Given instruction: Print the whole listing exactly.

Start of Data extract

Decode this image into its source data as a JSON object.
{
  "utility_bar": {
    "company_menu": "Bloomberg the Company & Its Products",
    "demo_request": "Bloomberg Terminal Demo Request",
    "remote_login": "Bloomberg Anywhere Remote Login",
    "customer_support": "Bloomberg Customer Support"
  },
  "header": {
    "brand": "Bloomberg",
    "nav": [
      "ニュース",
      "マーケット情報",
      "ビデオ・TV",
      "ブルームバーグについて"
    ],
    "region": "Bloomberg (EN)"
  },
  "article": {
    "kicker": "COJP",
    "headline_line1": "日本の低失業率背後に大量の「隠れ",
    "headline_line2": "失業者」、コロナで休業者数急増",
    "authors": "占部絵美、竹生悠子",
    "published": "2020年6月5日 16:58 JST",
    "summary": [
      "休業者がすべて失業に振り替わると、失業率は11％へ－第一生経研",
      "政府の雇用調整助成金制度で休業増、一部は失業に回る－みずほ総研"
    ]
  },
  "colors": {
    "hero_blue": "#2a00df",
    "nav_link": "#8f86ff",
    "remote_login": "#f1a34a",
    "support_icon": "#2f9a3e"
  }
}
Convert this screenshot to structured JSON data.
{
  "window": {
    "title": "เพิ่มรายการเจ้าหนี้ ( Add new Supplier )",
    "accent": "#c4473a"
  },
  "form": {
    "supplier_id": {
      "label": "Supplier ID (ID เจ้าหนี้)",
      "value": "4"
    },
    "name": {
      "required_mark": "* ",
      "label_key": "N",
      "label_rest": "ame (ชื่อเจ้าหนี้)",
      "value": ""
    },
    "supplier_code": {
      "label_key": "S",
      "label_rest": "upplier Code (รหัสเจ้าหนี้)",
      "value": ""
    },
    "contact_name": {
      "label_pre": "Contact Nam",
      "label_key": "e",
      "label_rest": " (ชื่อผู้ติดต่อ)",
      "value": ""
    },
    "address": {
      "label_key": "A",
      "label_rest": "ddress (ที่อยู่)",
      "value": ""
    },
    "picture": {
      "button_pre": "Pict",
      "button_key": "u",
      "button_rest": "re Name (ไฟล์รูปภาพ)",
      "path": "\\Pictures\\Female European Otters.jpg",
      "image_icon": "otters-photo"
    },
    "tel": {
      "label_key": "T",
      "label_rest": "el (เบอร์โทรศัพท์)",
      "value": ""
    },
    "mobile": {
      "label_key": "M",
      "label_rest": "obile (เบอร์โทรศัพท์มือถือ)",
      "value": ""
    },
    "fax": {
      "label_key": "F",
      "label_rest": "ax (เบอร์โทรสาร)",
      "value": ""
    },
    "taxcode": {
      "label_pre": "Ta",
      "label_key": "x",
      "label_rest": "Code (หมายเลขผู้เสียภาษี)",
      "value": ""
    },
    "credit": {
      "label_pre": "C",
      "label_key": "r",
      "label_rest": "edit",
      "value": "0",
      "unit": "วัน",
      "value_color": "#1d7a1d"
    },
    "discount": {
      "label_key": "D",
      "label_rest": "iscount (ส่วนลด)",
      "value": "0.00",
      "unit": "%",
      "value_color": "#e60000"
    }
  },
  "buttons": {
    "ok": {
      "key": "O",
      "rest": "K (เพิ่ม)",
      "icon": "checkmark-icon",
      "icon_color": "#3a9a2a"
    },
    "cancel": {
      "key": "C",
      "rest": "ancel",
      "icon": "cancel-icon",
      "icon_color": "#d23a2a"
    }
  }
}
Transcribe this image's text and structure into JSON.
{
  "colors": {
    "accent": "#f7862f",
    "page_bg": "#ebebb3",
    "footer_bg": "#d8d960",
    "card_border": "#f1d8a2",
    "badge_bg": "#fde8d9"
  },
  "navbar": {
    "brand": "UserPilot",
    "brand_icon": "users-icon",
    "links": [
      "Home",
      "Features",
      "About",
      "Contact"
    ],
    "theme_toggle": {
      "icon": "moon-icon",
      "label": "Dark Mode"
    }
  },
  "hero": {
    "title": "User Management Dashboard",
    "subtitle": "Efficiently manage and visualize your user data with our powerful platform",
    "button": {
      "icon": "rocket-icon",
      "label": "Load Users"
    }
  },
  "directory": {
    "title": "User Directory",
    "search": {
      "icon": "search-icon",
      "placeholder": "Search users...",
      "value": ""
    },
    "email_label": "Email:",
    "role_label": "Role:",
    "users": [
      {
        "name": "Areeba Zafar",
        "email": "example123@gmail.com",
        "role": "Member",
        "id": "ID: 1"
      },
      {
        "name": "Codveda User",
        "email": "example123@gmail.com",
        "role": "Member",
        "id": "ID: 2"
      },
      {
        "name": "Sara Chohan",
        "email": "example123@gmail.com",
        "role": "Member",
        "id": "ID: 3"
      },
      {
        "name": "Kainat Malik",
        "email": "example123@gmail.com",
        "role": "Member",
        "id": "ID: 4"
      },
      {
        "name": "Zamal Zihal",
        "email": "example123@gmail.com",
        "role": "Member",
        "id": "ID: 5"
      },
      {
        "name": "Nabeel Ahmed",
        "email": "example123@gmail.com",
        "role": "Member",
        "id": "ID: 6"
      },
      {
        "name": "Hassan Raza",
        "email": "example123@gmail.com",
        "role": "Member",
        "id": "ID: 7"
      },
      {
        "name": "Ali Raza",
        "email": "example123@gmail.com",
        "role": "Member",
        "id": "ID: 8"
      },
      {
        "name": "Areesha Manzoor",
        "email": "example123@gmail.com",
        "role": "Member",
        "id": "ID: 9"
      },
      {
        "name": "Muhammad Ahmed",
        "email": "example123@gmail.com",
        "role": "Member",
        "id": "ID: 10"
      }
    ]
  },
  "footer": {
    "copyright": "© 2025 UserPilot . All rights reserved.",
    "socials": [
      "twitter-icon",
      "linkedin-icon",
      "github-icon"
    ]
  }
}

End of Data extract

Task answer:
Decode this image into its source data as a JSON object.
{
  "utility_bar": {
    "company_menu": "Bloomberg the Company & Its Products",
    "demo_request": "Bloomberg Terminal Demo Request",
    "remote_login": "Bloomberg Anywhere Remote Login",
    "customer_support": "Bloomberg Customer Support"
  },
  "header": {
    "brand": "Bloomberg",
    "nav": [
      "ニュース",
      "マーケット情報",
      "ビデオ・TV",
      "ブルームバーグについて"
    ],
    "region": "Bloomberg (EN)"
  },
  "article": {
    "kicker": "COJP",
    "headline_line1": "日本の低失業率背後に大量の「隠れ",
    "headline_line2": "失業者」、コロナで休業者数急増",
    "authors": "占部絵美、竹生悠子",
    "published": "2020年6月5日 16:58 JST",
    "summary": [
      "休業者がすべて失業に振り替わると、失業率は11％へ－第一生経研",
      "政府の雇用調整助成金制度で休業増、一部は失業に回る－みずほ総研"
    ]
  },
  "colors": {
    "hero_blue": "#2a00df",
    "nav_link": "#8f86ff",
    "remote_login": "#f1a34a",
    "support_icon": "#2f9a3e"
  }
}
Convert this screenshot to structured JSON data.
{
  "window": {
    "title": "เพิ่มรายการเจ้าหนี้ ( Add new Supplier )",
    "accent": "#c4473a"
  },
  "form": {
    "supplier_id": {
      "label": "Supplier ID (ID เจ้าหนี้)",
      "value": "4"
    },
    "name": {
      "required_mark": "* ",
      "label_key": "N",
      "label_rest": "ame (ชื่อเจ้าหนี้)",
      "value": ""
    },
    "supplier_code": {
      "label_key": "S",
      "label_rest": "upplier Code (รหัสเจ้าหนี้)",
      "value": ""
    },
    "contact_name": {
      "label_pre": "Contact Nam",
      "label_key": "e",
      "label_rest": " (ชื่อผู้ติดต่อ)",
      "value": ""
    },
    "address": {
      "label_key": "A",
      "label_rest": "ddress (ที่อยู่)",
      "value": ""
    },
    "picture": {
      "button_pre": "Pict",
      "button_key": "u",
      "button_rest": "re Name (ไฟล์รูปภาพ)",
      "path": "\\Pictures\\Female European Otters.jpg",
      "image_icon": "otters-photo"
    },
    "tel": {
      "label_key": "T",
      "label_rest": "el (เบอร์โทรศัพท์)",
      "value": ""
    },
    "mobile": {
      "label_key": "M",
      "label_rest": "obile (เบอร์โทรศัพท์มือถือ)",
      "value": ""
    },
    "fax": {
      "label_key": "F",
      "label_rest": "ax (เบอร์โทรสาร)",
      "value": ""
    },
    "taxcode": {
      "label_pre": "Ta",
      "label_key": "x",
      "label_rest": "Code (หมายเลขผู้เสียภาษี)",
      "value": ""
    },
    "credit": {
      "label_pre": "C",
      "label_key": "r",
      "label_rest": "edit",
      "value": "0",
      "unit": "วัน",
      "value_color": "#1d7a1d"
    },
    "discount": {
      "label_key": "D",
      "label_rest": "iscount (ส่วนลด)",
      "value": "0.00",
      "unit": "%",
      "value_color": "#e60000"
    }
  },
  "buttons": {
    "ok": {
      "key": "O",
      "rest": "K (เพิ่ม)",
      "icon": "checkmark-icon",
      "icon_color": "#3a9a2a"
    },
    "cancel": {
      "key": "C",
      "rest": "ancel",
      "icon": "cancel-icon",
      "icon_color": "#d23a2a"
    }
  }
}
Transcribe this image's text and structure into JSON.
{
  "colors": {
    "accent": "#f7862f",
    "page_bg": "#ebebb3",
    "footer_bg": "#d8d960",
    "card_border": "#f1d8a2",
    "badge_bg": "#fde8d9"
  },
  "navbar": {
    "brand": "UserPilot",
    "brand_icon": "users-icon",
    "links": [
      "Home",
      "Features",
      "About",
      "Contact"
    ],
    "theme_toggle": {
      "icon": "moon-icon",
      "label": "Dark Mode"
    }
  },
  "hero": {
    "title": "User Management Dashboard",
    "subtitle": "Efficiently manage and visualize your user data with our powerful platform",
    "button": {
      "icon": "rocket-icon",
      "label": "Load Users"
    }
  },
  "directory": {
    "title": "User Directory",
    "search": {
      "icon": "search-icon",
      "placeholder": "Search users...",
      "value": ""
    },
    "email_label": "Email:",
    "role_label": "Role:",
    "users": [
      {
        "name": "Areeba Zafar",
        "email": "example123@gmail.com",
        "role": "Member",
        "id": "ID: 1"
      },
      {
        "name": "Codveda User",
        "email": "example123@gmail.com",
        "role": "Member",
        "id": "ID: 2"
      },
      {
        "name": "Sara Chohan",
        "email": "example123@gmail.com",
        "role": "Member",
        "id": "ID: 3"
      },
      {
        "name": "Kainat Malik",
        "email": "example123@gmail.com",
        "role": "Member",
        "id": "ID: 4"
      },
      {
        "name": "Zamal Zihal",
        "email": "example123@gmail.com",
        "role": "Member",
        "id": "ID: 5"
      },
      {
        "name": "Nabeel Ahmed",
        "email": "example123@gmail.com",
        "role": "Member",
        "id": "ID: 6"
      },
      {
        "name": "Hassan Raza",
        "email": "example123@gmail.com",
        "role": "Member",
        "id": "ID: 7"
      },
      {
        "name": "Ali Raza",
        "email": "example123@gmail.com",
        "role": "Member",
        "id": "ID: 8"
      },
      {
        "name": "Areesha Manzoor",
        "email": "example123@gmail.com",
        "role": "Member",
        "id": "ID: 9"
      },
      {
        "name": "Muhammad Ahmed",
        "email": "example123@gmail.com",
        "role": "Member",
        "id": "ID: 10"
      }
    ]
  },
  "footer": {
    "copyright": "© 2025 UserPilot . All rights reserved.",
    "socials": [
      "twitter-icon",
      "linkedin-icon",
      "github-icon"
    ]
  }
}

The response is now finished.